[begin Data lines]
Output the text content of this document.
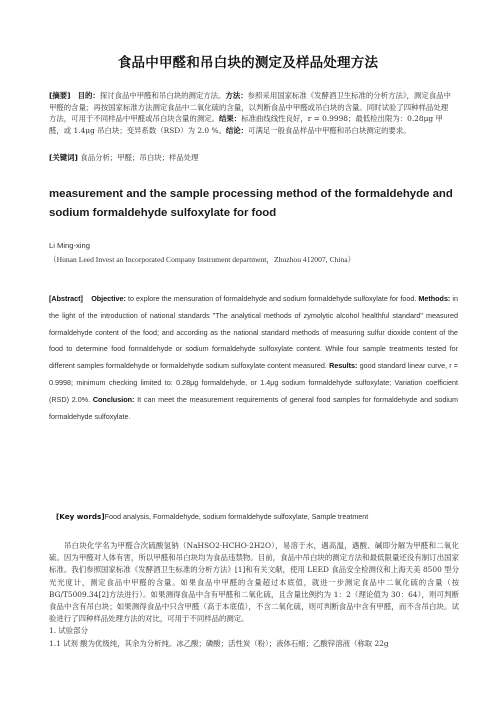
食品中甲醛和吊白块的测定及样品处理方法
[摘要] 目的：探讨食品中甲醛和吊白块的测定方法。方法：参照采用国家标准《发酵酒卫生标准的分析方法》，测定食品中甲醛的含量；再按国家标准方法测定食品中二氧化硫的含量，以判断食品中甲醛或吊白块的含量。同时试验了四种样品处理方法，可用于不同样品中甲醛或吊白块含量的测定。结果：标准曲线线性良好，r = 0.9998；最低检出限为：0.28μg 甲醛，或 1.4μg 吊白块；变异系数（RSD）为 2.0 %。结论：可满足一般食品样品中甲醛和吊白块测定的要求。
[关键词] 食品分析；甲醛；吊白块；样品处理
measurement and the sample processing method of the formaldehyde and sodium formaldehyde sulfoxylate for food
Li Ming-xing
（Hunan Leed Invest an Incorporated Company Instrument department，Zhuzhou 412007, China）
[Abstract] Objective: to explore the mensuration of formaldehyde and sodium formaldehyde sulfoxylate for food. Methods: in the light of the introduction of national standards "The analytical methods of zymolytic alcohol healthful standard" measured formaldehyde content of the food; and according as the national standard methods of measuring sulfur dioxide content of the food to determine food formaldehyde or sodium formaldehyde sulfoxylate content. While four sample treatments tested for different samples formaldehyde or formaldehyde sodium sulfoxylate content measured. Results: good standard linear curve, r = 0.9998; minimum checking limited to: 0.28μg formaldehyde, or 1.4μg sodium formaldehyde sulfoxylate; Variation coefficient (RSD) 2.0%. Conclusion: It can meet the measurement requirements of general food samples for formaldehyde and sodium formaldehyde sulfoxylate.
[Key words]Food analysis, Formaldehyde, sodium formaldehyde sulfoxylate, Sample treatment
吊白块化学名为甲醛合次硫酸氢钠（NaHSO2·HCHO·2H2O），易溶于水，遇高温，遇酸、碱即分解为甲醛和二氧化硫。因为甲醛对人体有害，所以甲醛和吊白块均为食品违禁物。目前，食品中吊白块的测定方法和最低限量还没有制订出国家标准。我们参照国家标准《发酵酒卫生标准的分析方法》[1]和有关文献，使用 LEED 食品安全检测仪和上海天美 8500 型分光光度计，测定食品中甲醛的含量。如果食品中甲醛的含量超过本底值，就进一步测定食品中二氧化硫的含量（按 BG/T5009.34[2]方法进行）。如果测得食品中含有甲醛和二氧化硫，且含量比例约为 1：2（理论值为 30：64），则可判断食品中含有吊白块；如果测得食品中只含甲醛（高于本底值），不含二氧化硫，则可判断食品中含有甲醛，而不含吊白块。试验进行了四种样品处理方法的对比，可用于不同样品的测定。
1. 试验部分
1.1 试剂 酸为优级纯，其余为分析纯。冰乙酸；磷酸；活性炭（粉）；液体石蜡；乙酸锌溶液（称取 22g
[end Data lines]
Every record above should come back exactly, but without its pictures.

# Output of the exercise
Output the text content of this document.
食品中甲醛和吊白块的测定及样品处理方法
[摘要] 目的：探讨食品中甲醛和吊白块的测定方法。方法：参照采用国家标准《发酵酒卫生标准的分析方法》，测定食品中甲醛的含量；再按国家标准方法测定食品中二氧化硫的含量，以判断食品中甲醛或吊白块的含量。同时试验了四种样品处理方法，可用于不同样品中甲醛或吊白块含量的测定。结果：标准曲线线性良好，r = 0.9998；最低检出限为：0.28μg 甲醛，或 1.4μg 吊白块；变异系数（RSD）为 2.0 %。结论：可满足一般食品样品中甲醛和吊白块测定的要求。
[关键词] 食品分析；甲醛；吊白块；样品处理
measurement and the sample processing method of the formaldehyde and sodium formaldehyde sulfoxylate for food
Li Ming-xing
（Hunan Leed Invest an Incorporated Company Instrument department，Zhuzhou 412007, China）
[Abstract] Objective: to explore the mensuration of formaldehyde and sodium formaldehyde sulfoxylate for food. Methods: in the light of the introduction of national standards "The analytical methods of zymolytic alcohol healthful standard" measured formaldehyde content of the food; and according as the national standard methods of measuring sulfur dioxide content of the food to determine food formaldehyde or sodium formaldehyde sulfoxylate content. While four sample treatments tested for different samples formaldehyde or formaldehyde sodium sulfoxylate content measured. Results: good standard linear curve, r = 0.9998; minimum checking limited to: 0.28μg formaldehyde, or 1.4μg sodium formaldehyde sulfoxylate; Variation coefficient (RSD) 2.0%. Conclusion: It can meet the measurement requirements of general food samples for formaldehyde and sodium formaldehyde sulfoxylate.
[Key words]Food analysis, Formaldehyde, sodium formaldehyde sulfoxylate, Sample treatment
吊白块化学名为甲醛合次硫酸氢钠（NaHSO2·HCHO·2H2O），易溶于水，遇高温，遇酸、碱即分解为甲醛和二氧化硫。因为甲醛对人体有害，所以甲醛和吊白块均为食品违禁物。目前，食品中吊白块的测定方法和最低限量还没有制订出国家标准。我们参照国家标准《发酵酒卫生标准的分析方法》[1]和有关文献，使用 LEED 食品安全检测仪和上海天美 8500 型分光光度计，测定食品中甲醛的含量。如果食品中甲醛的含量超过本底值，就进一步测定食品中二氧化硫的含量（按 BG/T5009.34[2]方法进行）。如果测得食品中含有甲醛和二氧化硫，且含量比例约为 1：2（理论值为 30：64），则可判断食品中含有吊白块；如果测得食品中只含甲醛（高于本底值），不含二氧化硫，则可判断食品中含有甲醛，而不含吊白块。试验进行了四种样品处理方法的对比，可用于不同样品的测定。
1. 试验部分
1.1 试剂 酸为优级纯，其余为分析纯。冰乙酸；磷酸；活性炭（粉）；液体石蜡；乙酸锌溶液（称取 22g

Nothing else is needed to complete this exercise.